== DATASET RECORDS
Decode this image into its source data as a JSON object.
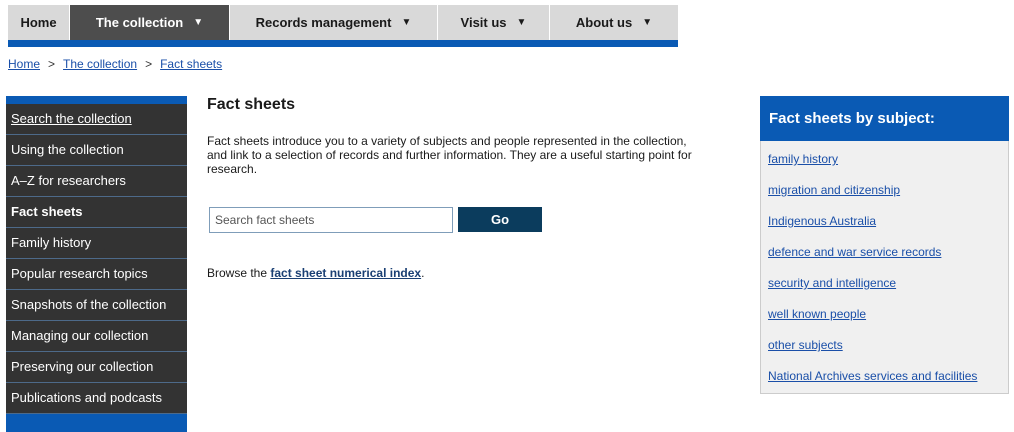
{
  "topnav": {
    "tabs": [
      {
        "label": "Home",
        "dropdown": false,
        "active": false
      },
      {
        "label": "The collection",
        "dropdown": true,
        "active": true
      },
      {
        "label": "Records management",
        "dropdown": true,
        "active": false
      },
      {
        "label": "Visit us",
        "dropdown": true,
        "active": false
      },
      {
        "label": "About us",
        "dropdown": true,
        "active": false
      }
    ],
    "caret": "▼"
  },
  "breadcrumb": {
    "items": [
      "Home",
      "The collection",
      "Fact sheets"
    ],
    "separator": ">"
  },
  "sidebar": {
    "items": [
      {
        "label": "Search the collection"
      },
      {
        "label": "Using the collection"
      },
      {
        "label": "A–Z for researchers"
      },
      {
        "label": "Fact sheets"
      },
      {
        "label": "Family history"
      },
      {
        "label": "Popular research topics"
      },
      {
        "label": "Snapshots of the collection"
      },
      {
        "label": "Managing our collection"
      },
      {
        "label": "Preserving our collection"
      },
      {
        "label": "Publications and podcasts"
      }
    ]
  },
  "main": {
    "title": "Fact sheets",
    "intro": "Fact sheets introduce you to a variety of subjects and people represented in the collection, and link to a selection of records and further information. They are a useful starting point for research.",
    "search": {
      "placeholder": "Search fact sheets",
      "value": "",
      "button_label": "Go"
    },
    "browse": {
      "prefix": "Browse the ",
      "link": "fact sheet numerical index",
      "suffix": "."
    }
  },
  "subject_panel": {
    "title": "Fact sheets by subject:",
    "links": [
      "family history",
      "migration and citizenship",
      "Indigenous Australia",
      "defence and war service records",
      "security and intelligence",
      "well known people",
      "other subjects",
      "National Archives services and facilities"
    ]
  },
  "colors": {
    "accent_blue": "#0a5ab4",
    "dark_nav": "#333333",
    "go_button": "#0b3c5d",
    "link": "#1a4fa8"
  }
}
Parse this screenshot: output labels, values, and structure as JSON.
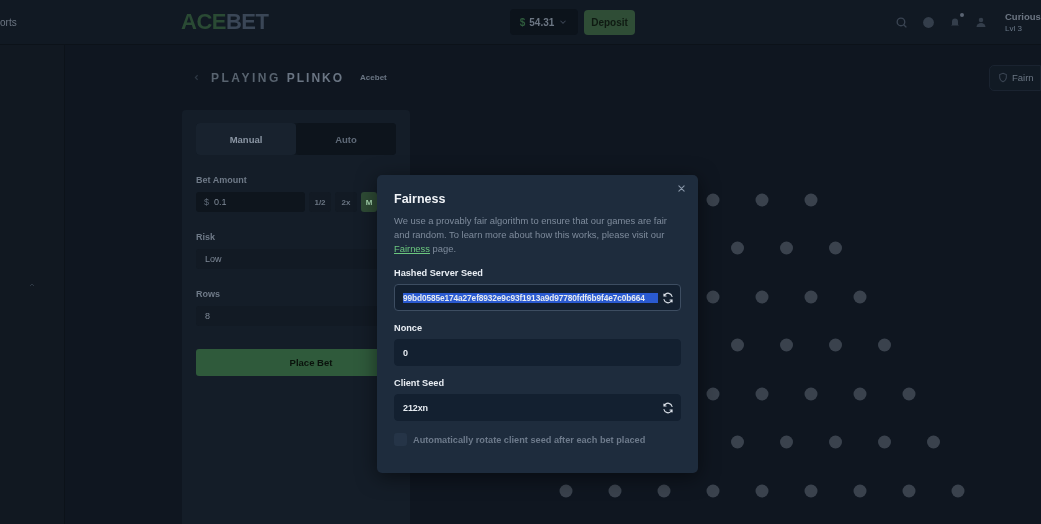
{
  "nav": {
    "label": "orts"
  },
  "header": {
    "logo": {
      "part_1": "ACE",
      "part_2": "BET"
    },
    "balance": {
      "currency": "$",
      "amount": "54.31"
    },
    "deposit": "Deposit",
    "notification_dot": true,
    "user": {
      "name": "Curious",
      "level": "Lvl 3"
    }
  },
  "game": {
    "title_prefix": "PLAYING",
    "title": "PLINKO",
    "provider": "Acebet",
    "fairness_button": "Fairn"
  },
  "controls": {
    "tabs": [
      {
        "label": "Manual",
        "selected": true
      },
      {
        "label": "Auto",
        "selected": false
      }
    ],
    "bet_amount": {
      "label": "Bet Amount",
      "currency": "$",
      "value": "0.1",
      "buttons": [
        {
          "label": "1/2",
          "kind": "plain"
        },
        {
          "label": "2x",
          "kind": "plain"
        },
        {
          "label": "M",
          "kind": "accent"
        }
      ]
    },
    "risk": {
      "label": "Risk",
      "value": "Low"
    },
    "rows": {
      "label": "Rows",
      "value": "8"
    },
    "place_bet": "Place Bet"
  },
  "modal": {
    "title": "Fairness",
    "description": "We use a provably fair algorithm to ensure that our games are fair and random. To learn more about how this works, please visit our ",
    "link": "Fairness",
    "description_end": " page.",
    "fields": [
      {
        "label": "Hashed Server Seed",
        "value": "99bd0585e174a27ef8932e9c93f1913a9d97780fdf6b9f4e7c0b664",
        "text_selected": true,
        "refresh": true
      },
      {
        "label": "Nonce",
        "value": "0",
        "text_selected": false,
        "refresh": false
      },
      {
        "label": "Client Seed",
        "value": "212xn",
        "text_selected": false,
        "refresh": true
      }
    ],
    "auto_rotate": {
      "label": "Automatically rotate client seed after each bet placed",
      "checked": false
    }
  }
}
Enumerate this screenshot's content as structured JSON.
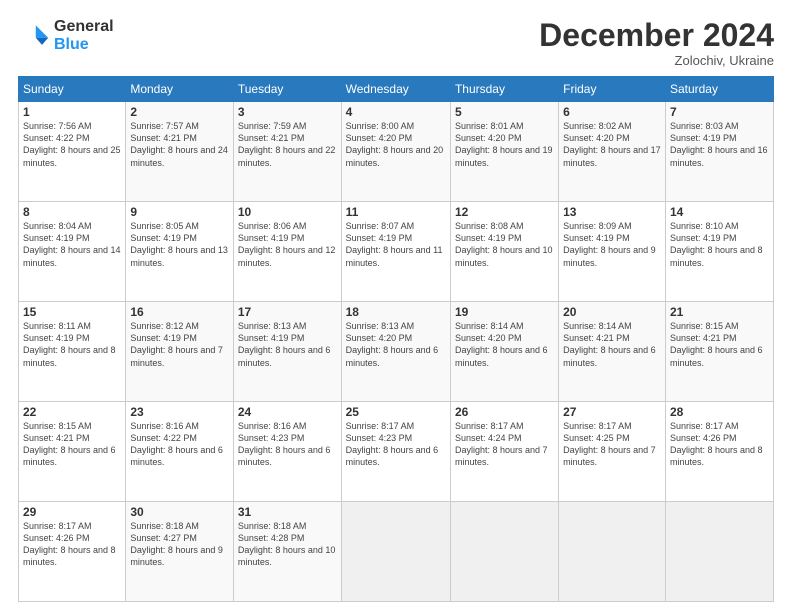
====
**REQUIRED WORK:**
Without including any picture, repeat the data exactly.

**WORKED SOLUTION:**
Decode this image into its source data as a JSON object.
{
  "topnav": {
    "tabs": [
      {
        "label": "Home",
        "dropdown": false,
        "active": false
      },
      {
        "label": "The collection",
        "dropdown": true,
        "active": true
      },
      {
        "label": "Records management",
        "dropdown": true,
        "active": false
      },
      {
        "label": "Visit us",
        "dropdown": true,
        "active": false
      },
      {
        "label": "About us",
        "dropdown": true,
        "active": false
      }
    ],
    "caret": "▼"
  },
  "breadcrumb": {
    "items": [
      "Home",
      "The collection",
      "Fact sheets"
    ],
    "separator": ">"
  },
  "sidebar": {
    "items": [
      {
        "label": "Search the collection"
      },
      {
        "label": "Using the collection"
      },
      {
        "label": "A–Z for researchers"
      },
      {
        "label": "Fact sheets"
      },
      {
        "label": "Family history"
      },
      {
        "label": "Popular research topics"
      },
      {
        "label": "Snapshots of the collection"
      },
      {
        "label": "Managing our collection"
      },
      {
        "label": "Preserving our collection"
      },
      {
        "label": "Publications and podcasts"
      }
    ]
  },
  "main": {
    "title": "Fact sheets",
    "intro": "Fact sheets introduce you to a variety of subjects and people represented in the collection, and link to a selection of records and further information. They are a useful starting point for research.",
    "search": {
      "placeholder": "Search fact sheets",
      "value": "",
      "button_label": "Go"
    },
    "browse": {
      "prefix": "Browse the ",
      "link": "fact sheet numerical index",
      "suffix": "."
    }
  },
  "subject_panel": {
    "title": "Fact sheets by subject:",
    "links": [
      "family history",
      "migration and citizenship",
      "Indigenous Australia",
      "defence and war service records",
      "security and intelligence",
      "well known people",
      "other subjects",
      "National Archives services and facilities"
    ]
  },
  "colors": {
    "accent_blue": "#0a5ab4",
    "dark_nav": "#333333",
    "go_button": "#0b3c5d",
    "link": "#1a4fa8"
  }
}
Parse this screenshot: output labels, values, and structure as JSON.
{
  "nav": {
    "label": "orts"
  },
  "header": {
    "logo": {
      "part_1": "ACE",
      "part_2": "BET"
    },
    "balance": {
      "currency": "$",
      "amount": "54.31"
    },
    "deposit": "Deposit",
    "notification_dot": true,
    "user": {
      "name": "Curious",
      "level": "Lvl 3"
    }
  },
  "game": {
    "title_prefix": "PLAYING",
    "title": "PLINKO",
    "provider": "Acebet",
    "fairness_button": "Fairn"
  },
  "controls": {
    "tabs": [
      {
        "label": "Manual",
        "selected": true
      },
      {
        "label": "Auto",
        "selected": false
      }
    ],
    "bet_amount": {
      "label": "Bet Amount",
      "currency": "$",
      "value": "0.1",
      "buttons": [
        {
          "label": "1/2",
          "kind": "plain"
        },
        {
          "label": "2x",
          "kind": "plain"
        },
        {
          "label": "M",
          "kind": "accent"
        }
      ]
    },
    "risk": {
      "label": "Risk",
      "value": "Low"
    },
    "rows": {
      "label": "Rows",
      "value": "8"
    },
    "place_bet": "Place Bet"
  },
  "modal": {
    "title": "Fairness",
    "description": "We use a provably fair algorithm to ensure that our games are fair and random. To learn more about how this works, please visit our ",
    "link": "Fairness",
    "description_end": " page.",
    "fields": [
      {
        "label": "Hashed Server Seed",
        "value": "99bd0585e174a27ef8932e9c93f1913a9d97780fdf6b9f4e7c0b664",
        "text_selected": true,
        "refresh": true
      },
      {
        "label": "Nonce",
        "value": "0",
        "text_selected": false,
        "refresh": false
      },
      {
        "label": "Client Seed",
        "value": "212xn",
        "text_selected": false,
        "refresh": true
      }
    ],
    "auto_rotate": {
      "label": "Automatically rotate client seed after each bet placed",
      "checked": false
    }
  }
}
Enumerate this screenshot's content as structured JSON.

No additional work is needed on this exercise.